> [MATERIALS PROVIDED]:
■ ■ ■ ■

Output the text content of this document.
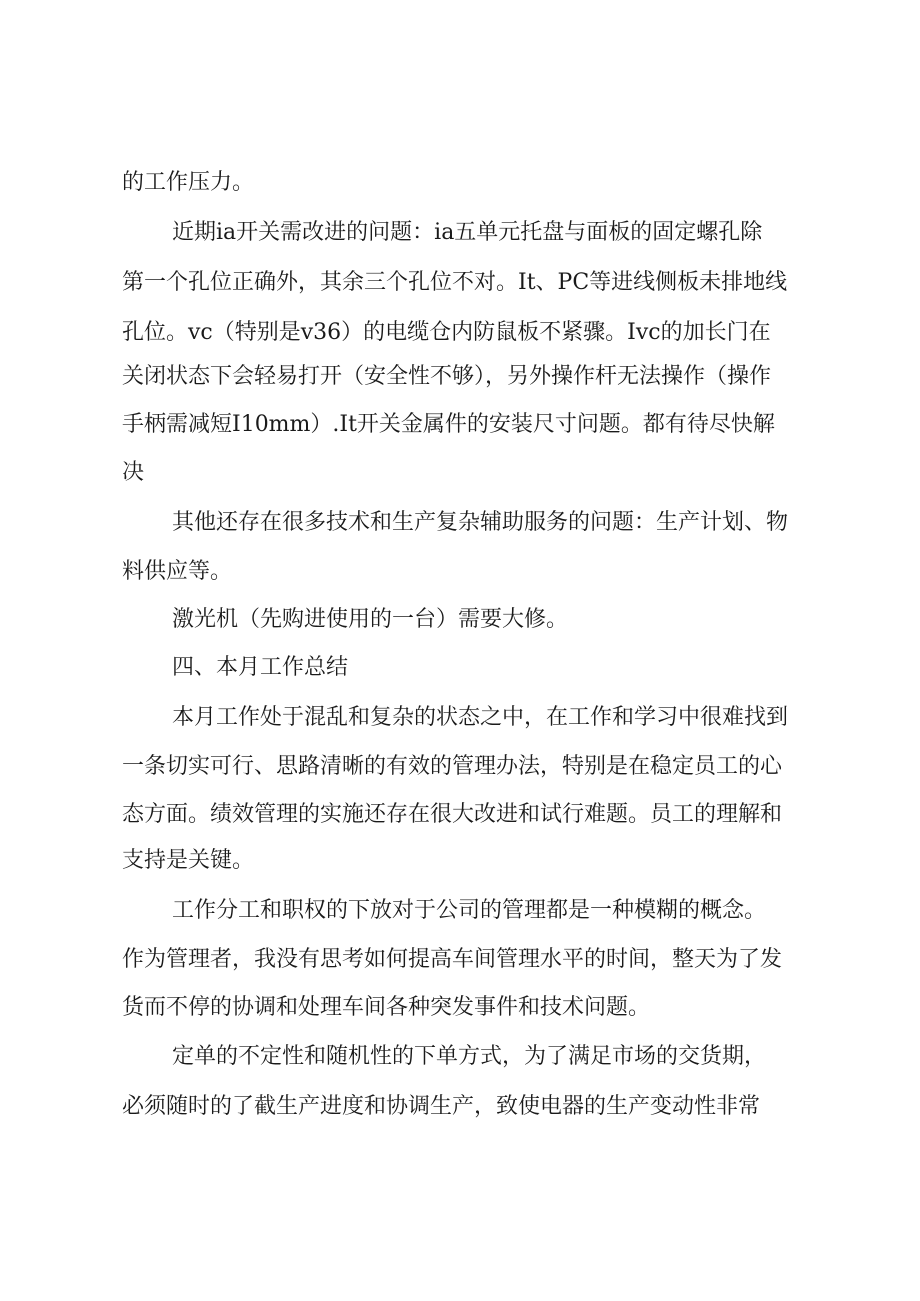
的工作压力。

近期ia开关需改进的问题：ia五单元托盘与面板的固定螺孔除

第一个孔位正确外，其余三个孔位不对。It、PC等进线侧板未排地线

孔位。vc（特别是v36）的电缆仓内防鼠板不紧骤。Ivc的加长门在

关闭状态下会轻易打开（安全性不够），另外操作杆无法操作（操作

手柄需减短I10mm）.It开关金属件的安装尺寸问题。都有待尽快解

决

其他还存在很多技术和生产复杂辅助服务的问题：生产计划、物

料供应等。

激光机（先购进使用的一台）需要大修。

四、本月工作总结

本月工作处于混乱和复杂的状态之中，在工作和学习中很难找到

一条切实可行、思路清晰的有效的管理办法，特别是在稳定员工的心

态方面。绩效管理的实施还存在很大改进和试行难题。员工的理解和

支持是关键。

工作分工和职权的下放对于公司的管理都是一种模糊的概念。

作为管理者，我没有思考如何提高车间管理水平的时间，整天为了发

货而不停的协调和处理车间各种突发事件和技术问题。

定单的不定性和随机性的下单方式，为了满足市场的交货期，

必须随时的了截生产进度和协调生产，致使电器的生产变动性非常
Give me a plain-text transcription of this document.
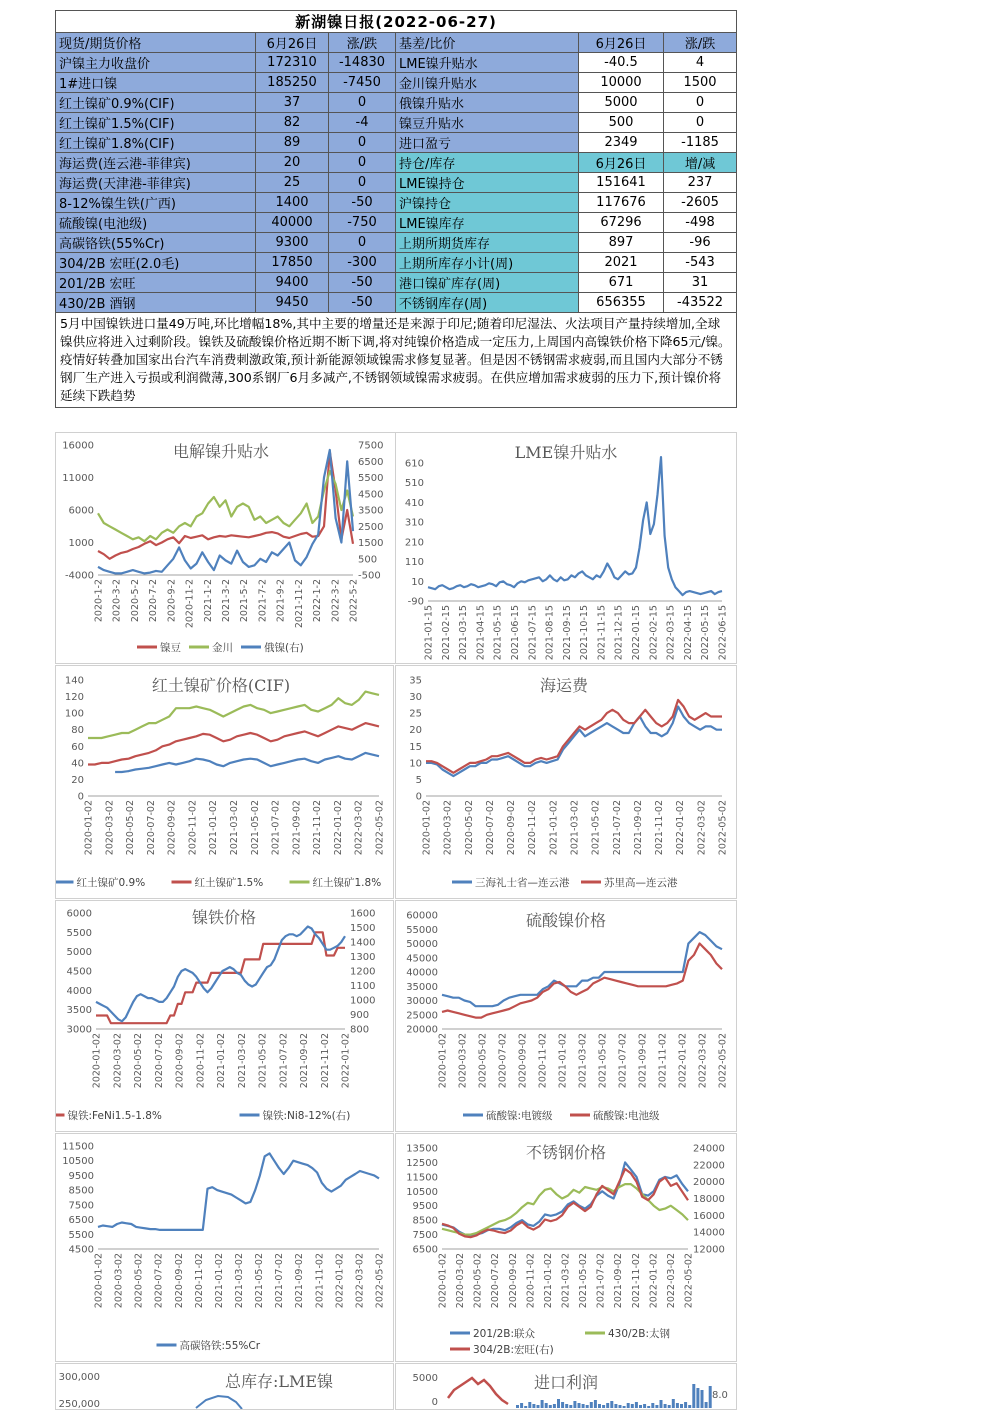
新湖镍日报(2022-06-27)					
现货/期货价格	6月26日	涨/跌	基差/比价	6月26日	涨/跌
沪镍主力收盘价	172310	-14830	LME镍升贴水	-40.5	4
1#进口镍	185250	-7450	金川镍升贴水	10000	1500
红土镍矿0.9%(CIF)	37	0	俄镍升贴水	5000	0
红土镍矿1.5%(CIF)	82	-4	镍豆升贴水	500	0
红土镍矿1.8%(CIF)	89	0	进口盈亏	2349	-1185
海运费(连云港-菲律宾)	20	0	持仓/库存	6月26日	增/减
海运费(天津港-菲律宾)	25	0	LME镍持仓	151641	237
8-12%镍生铁(广西)	1400	-50	沪镍持仓	117676	-2605
硫酸镍(电池级)	40000	-750	LME镍库存	67296	-498
高碳铬铁(55%Cr)	9300	0	上期所期货库存	897	-96
304/2B 宏旺(2.0毛)	17850	-300	上期所库存小计(周)	2021	-543
201/2B 宏旺	9400	-50	港口镍矿库存(周)	671	31
430/2B 酒钢	9450	-50	不锈钢库存(周)	656355	-43522
5月中国镍铁进口量49万吨,环比增幅18%,其中主要的增量还是来源于印尼;随着印尼湿法、火法项目产量持续增加,全球镍供应将进入过剩阶段。镍铁及硫酸镍价格近期不断下调,将对纯镍价格造成一定压力,上周国内高镍铁价格下降65元/镍。疫情好转叠加国家出台汽车消费刺激政策,预计新能源领域镍需求修复显著。但是因不锈钢需求疲弱,而且国内大部分不锈钢厂生产进入亏损或利润微薄,300系钢厂6月多减产,不锈钢领域镍需求疲弱。在供应增加需求疲弱的压力下,预计镍价将延续下跌趋势					
电解镍升贴水
-4000
1000
6000
11000
16000
-500
500
1500
2500
3500
4500
5500
6500
7500
2020-1-2 2020-3-2 2020-5-2 2020-7-2 2020-9-2 2020-11-2 2021-1-2 2021-3-2 2021-5-2 2021-7-2 2021-9-2 2021-11-2 2022-1-2 2022-3-2 2022-5-2
镍豆	金川	俄镍(右)
LME镍升贴水
-90
10
110
210
310
410
510
610
2021-01-15 2021-02-15 2021-03-15 2021-04-15 2021-05-15 2021-06-15 2021-07-15 2021-08-15 2021-09-15 2021-10-15 2021-11-15 2021-12-15 2022-01-15 2022-02-15 2022-03-15 2022-04-15 2022-05-15 2022-06-15
红土镍矿价格(CIF)
0
20
40
60
80
100
120
140
2020-01-02 2020-03-02 2020-05-02 2020-07-02 2020-09-02 2020-11-02 2021-01-02 2021-03-02 2021-05-02 2021-07-02 2021-09-02 2021-11-02 2022-01-02 2022-03-02 2022-05-02
红土镍矿0.9%	红土镍矿1.5%	红土镍矿1.8%
海运费
0
5
10
15
20
25
30
35
2020-01-02 2020-03-02 2020-05-02 2020-07-02 2020-09-02 2020-11-02 2021-01-02 2021-03-02 2021-05-02 2021-07-02 2021-09-02 2021-11-02 2022-01-02 2022-03-02 2022-05-02
三海礼士省—连云港	苏里高—连云港
镍铁价格
3000
3500
4000
4500
5000
5500
6000
800
900
1000
1100
1200
1300
1400
1500
1600
2020-01-02 2020-03-02 2020-05-02 2020-07-02 2020-09-02 2020-11-02 2021-01-02 2021-03-02 2021-05-02 2021-07-02 2021-09-02 2021-11-02 2022-01-02
镍铁:FeNi1.5-1.8%	镍铁:Ni8-12%(右)
硫酸镍价格
20000
25000
30000
35000
40000
45000
50000
55000
60000
2020-01-02 2020-03-02 2020-05-02 2020-07-02 2020-09-02 2020-11-02 2021-01-02 2021-03-02 2021-05-02 2021-07-02 2021-09-02 2021-11-02 2022-01-02 2022-03-02 2022-05-02
硫酸镍:电镀级	硫酸镍:电池级
4500
5500
6500
7500
8500
9500
10500
11500
2020-01-02 2020-03-02 2020-05-02 2020-07-02 2020-09-02 2020-11-02 2021-01-02 2021-03-02 2021-05-02 2021-07-02 2021-09-02 2021-11-02 2022-01-02 2022-03-02 2022-05-02
高碳铬铁:55%Cr
不锈钢价格
6500
7500
8500
9500
10500
11500
12500
13500
12000
14000
16000
18000
20000
22000
24000
2020-01-02 2020-03-02 2020-05-02 2020-07-02 2020-09-02 2020-11-02 2021-01-02 2021-03-02 2021-05-02 2021-07-02 2021-09-02 2021-11-02 2022-01-02 2022-03-02 2022-05-02
201/2B:联众	430/2B:太钢
304/2B:宏旺(右)
总库存:LME镍
300,000
250,000
进口利润
5000
0
8.0
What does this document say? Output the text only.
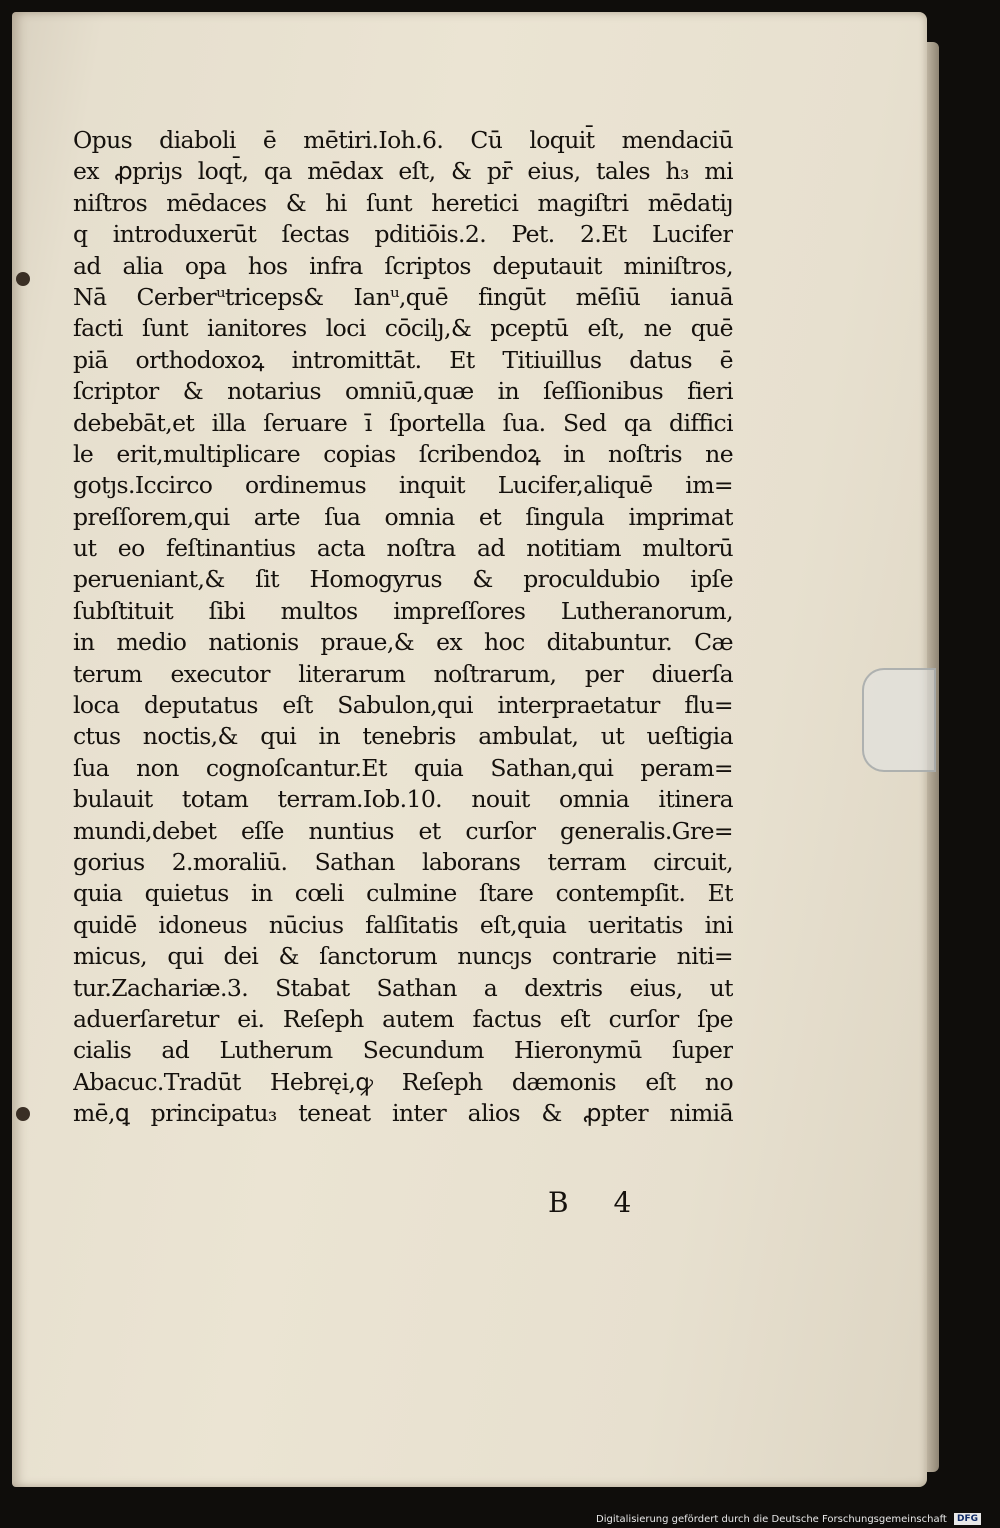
Opus diaboli ē mētiri.Ioh.6. Cū loquit̄ mendaciū
ex ꝓpriȷs loqt̄, qa mēdax eſt, & pr̄ eius, tales h₃ mi
niſtros mēdaces & hi ſunt heretici magiſtri mēdatiȷ
q introduxerūt ſectas pditiōis.2. Pet. 2.Et Lucifer
ad alia opa hos infra ſcriptos deputauit miniſtros,
Nā Cerberᵘtriceps& Ianᵘ,quē fingūt mēſiū ianuā
facti ſunt ianitores loci cōcilȷ,& pceptū eſt, ne quē
piā orthodoxoꝝ intromittāt. Et Titiuillus datus ē
ſcriptor & notarius omniū,quæ in ſeſſionibus fieri
debebāt,et illa ſeruare ī ſportella ſua. Sed qa diffici
le erit,multiplicare copias ſcribendoꝝ in noſtris ne
gotȷs.Iccirco ordinemus inquit Lucifer,aliquē im=
preſſorem,qui arte ſua omnia et ſingula imprimat
ut eo feſtinantius acta noſtra ad notitiam multorū
perueniant,& ſit Homogyrus & proculdubio ipſe
ſubſtituit ſibi multos impreſſores Lutheranorum,
in medio nationis praue,& ex hoc ditabuntur. Cæ
terum executor literarum noſtrarum, per diuerſa
loca deputatus eſt Sabulon,qui interpraetatur flu=
ctus noctis,& qui in tenebris ambulat, ut ueſtigia
ſua non cognoſcantur.Et quia Sathan,qui peram=
bulauit totam terram.Iob.10. nouit omnia itinera
mundi,debet eſſe nuntius et curſor generalis.Gre=
gorius 2.moraliū. Sathan laborans terram circuit,
quia quietus in cœli culmine ſtare contempſit. Et
quidē idoneus nūcius falſitatis eſt,quia ueritatis ini
micus, qui dei & ſanctorum nuncȷs contrarie niti=
tur.Zachariæ.3. Stabat Sathan a dextris eius, ut
aduerſaretur ei. Reſeph autem factus eſt curſor ſpe
cialis ad Lutherum Secundum Hieronymū ſuper
Abacuc.Tradūt Hebręi,ꝙ Reſeph dæmonis eſt no
mē,ꝗ principatu₃ teneat inter alios & ꝓpter nimiā
B 4
Digitalisierung gefördert durch die Deutsche Forschungsgemeinschaft DFG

■ ■ ■ ■

> [EXERCISE REQUIREMENTS]: What is the number of lines in the records that contain the string "eius"? Give only that number.

> [SOLUTION]: 2